Take from the listing each line that has the string "специального".

_RECORDS FOR THIS EXERCISE:_
= = = = =

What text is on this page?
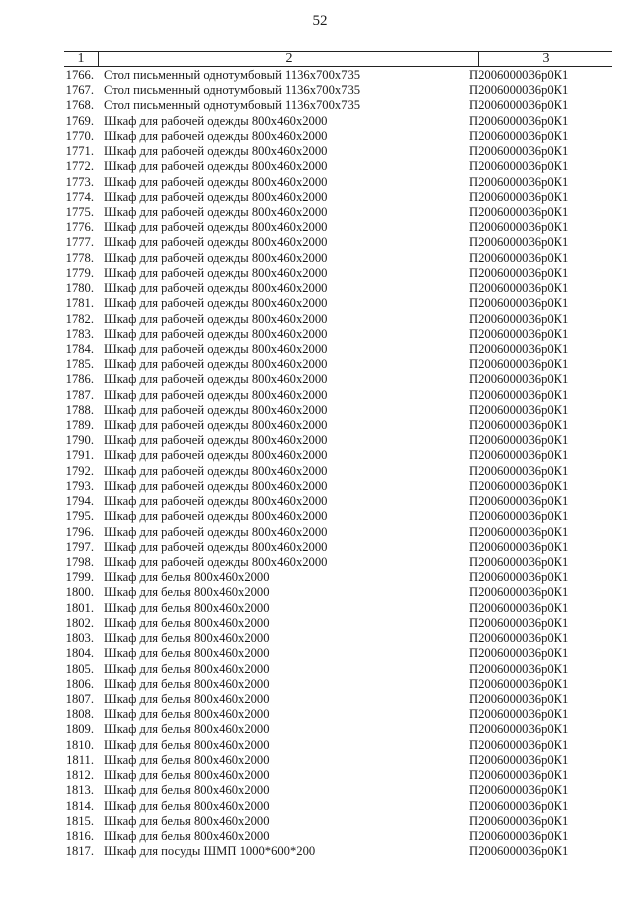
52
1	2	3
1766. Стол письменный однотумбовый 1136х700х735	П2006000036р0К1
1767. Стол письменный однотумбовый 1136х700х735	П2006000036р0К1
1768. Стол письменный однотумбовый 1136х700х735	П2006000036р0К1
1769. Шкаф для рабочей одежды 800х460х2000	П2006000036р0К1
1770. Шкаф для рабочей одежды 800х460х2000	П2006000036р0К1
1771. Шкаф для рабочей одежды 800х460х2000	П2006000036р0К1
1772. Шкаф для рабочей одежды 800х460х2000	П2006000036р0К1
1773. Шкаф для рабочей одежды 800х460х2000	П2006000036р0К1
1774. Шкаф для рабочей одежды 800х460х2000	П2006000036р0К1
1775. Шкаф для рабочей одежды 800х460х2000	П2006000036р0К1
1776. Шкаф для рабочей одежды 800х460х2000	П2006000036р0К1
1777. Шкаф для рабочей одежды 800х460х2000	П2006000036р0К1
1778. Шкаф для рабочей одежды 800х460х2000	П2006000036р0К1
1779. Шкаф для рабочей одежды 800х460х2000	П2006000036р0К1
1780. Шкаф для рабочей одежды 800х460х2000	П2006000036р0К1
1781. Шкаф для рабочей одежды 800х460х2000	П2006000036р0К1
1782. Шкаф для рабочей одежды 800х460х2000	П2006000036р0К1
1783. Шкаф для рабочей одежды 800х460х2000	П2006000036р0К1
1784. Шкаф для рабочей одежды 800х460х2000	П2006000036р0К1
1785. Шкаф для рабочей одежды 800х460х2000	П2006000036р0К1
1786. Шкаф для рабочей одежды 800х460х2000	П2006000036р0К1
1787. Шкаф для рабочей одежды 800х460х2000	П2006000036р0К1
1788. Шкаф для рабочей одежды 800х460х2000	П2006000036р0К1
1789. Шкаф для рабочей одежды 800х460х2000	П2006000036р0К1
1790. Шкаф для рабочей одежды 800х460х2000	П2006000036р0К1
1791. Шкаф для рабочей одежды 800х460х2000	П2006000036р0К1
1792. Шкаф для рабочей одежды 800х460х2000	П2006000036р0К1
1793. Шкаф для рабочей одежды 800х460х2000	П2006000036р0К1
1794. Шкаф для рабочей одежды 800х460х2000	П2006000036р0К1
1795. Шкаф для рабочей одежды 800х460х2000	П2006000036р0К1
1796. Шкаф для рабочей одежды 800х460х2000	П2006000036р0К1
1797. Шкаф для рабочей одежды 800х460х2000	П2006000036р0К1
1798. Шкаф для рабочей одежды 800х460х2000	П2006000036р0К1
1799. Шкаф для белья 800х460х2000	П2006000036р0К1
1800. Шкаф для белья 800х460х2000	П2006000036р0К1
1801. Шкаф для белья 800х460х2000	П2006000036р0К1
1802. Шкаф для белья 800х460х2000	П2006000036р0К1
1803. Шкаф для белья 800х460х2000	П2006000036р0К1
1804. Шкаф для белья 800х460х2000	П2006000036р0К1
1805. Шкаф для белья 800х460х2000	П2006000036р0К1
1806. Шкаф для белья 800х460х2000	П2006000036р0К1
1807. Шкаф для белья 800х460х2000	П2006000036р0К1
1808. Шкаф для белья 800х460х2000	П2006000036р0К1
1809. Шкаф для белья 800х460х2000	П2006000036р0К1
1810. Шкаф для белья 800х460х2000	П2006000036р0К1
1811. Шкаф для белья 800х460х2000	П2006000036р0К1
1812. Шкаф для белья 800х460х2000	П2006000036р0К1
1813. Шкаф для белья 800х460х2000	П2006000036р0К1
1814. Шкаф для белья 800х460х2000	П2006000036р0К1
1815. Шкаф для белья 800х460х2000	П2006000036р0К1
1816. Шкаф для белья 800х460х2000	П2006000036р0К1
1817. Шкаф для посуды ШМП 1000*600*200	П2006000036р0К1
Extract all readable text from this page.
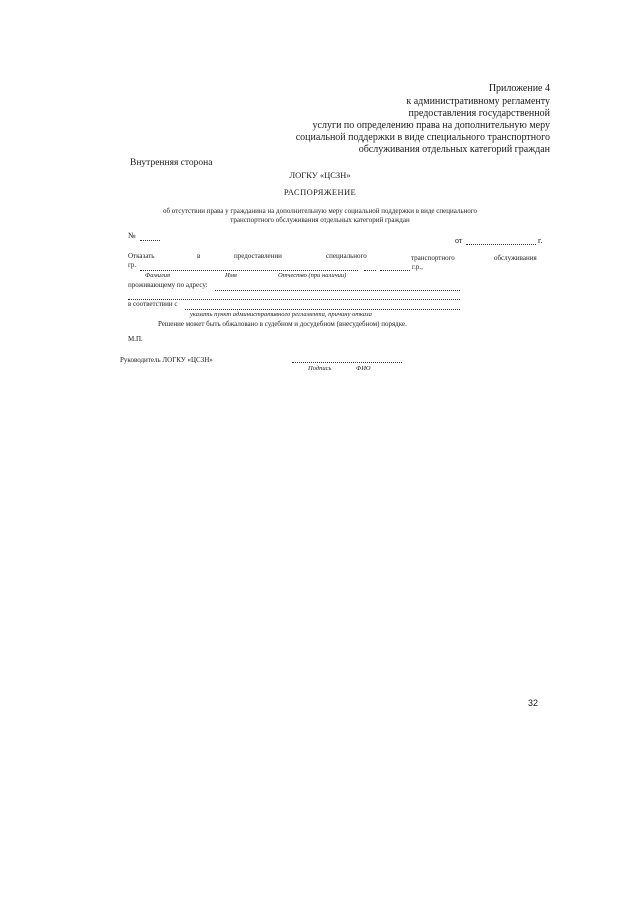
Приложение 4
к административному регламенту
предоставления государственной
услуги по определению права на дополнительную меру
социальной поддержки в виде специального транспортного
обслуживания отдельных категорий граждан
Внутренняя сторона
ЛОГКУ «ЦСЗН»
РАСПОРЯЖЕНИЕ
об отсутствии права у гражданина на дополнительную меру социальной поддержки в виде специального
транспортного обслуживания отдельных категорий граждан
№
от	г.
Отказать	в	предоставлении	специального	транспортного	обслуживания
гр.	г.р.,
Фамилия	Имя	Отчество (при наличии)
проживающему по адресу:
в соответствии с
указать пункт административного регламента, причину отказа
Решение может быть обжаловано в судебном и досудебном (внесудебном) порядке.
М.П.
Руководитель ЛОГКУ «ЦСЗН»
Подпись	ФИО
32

= = = = =

_COMPLETED TASK:_
социальной поддержки в виде специального транспортного
об отсутствии права у гражданина на дополнительную меру социальной поддержки в виде специального
Отказать	в	предоставлении	специального	транспортного	обслуживания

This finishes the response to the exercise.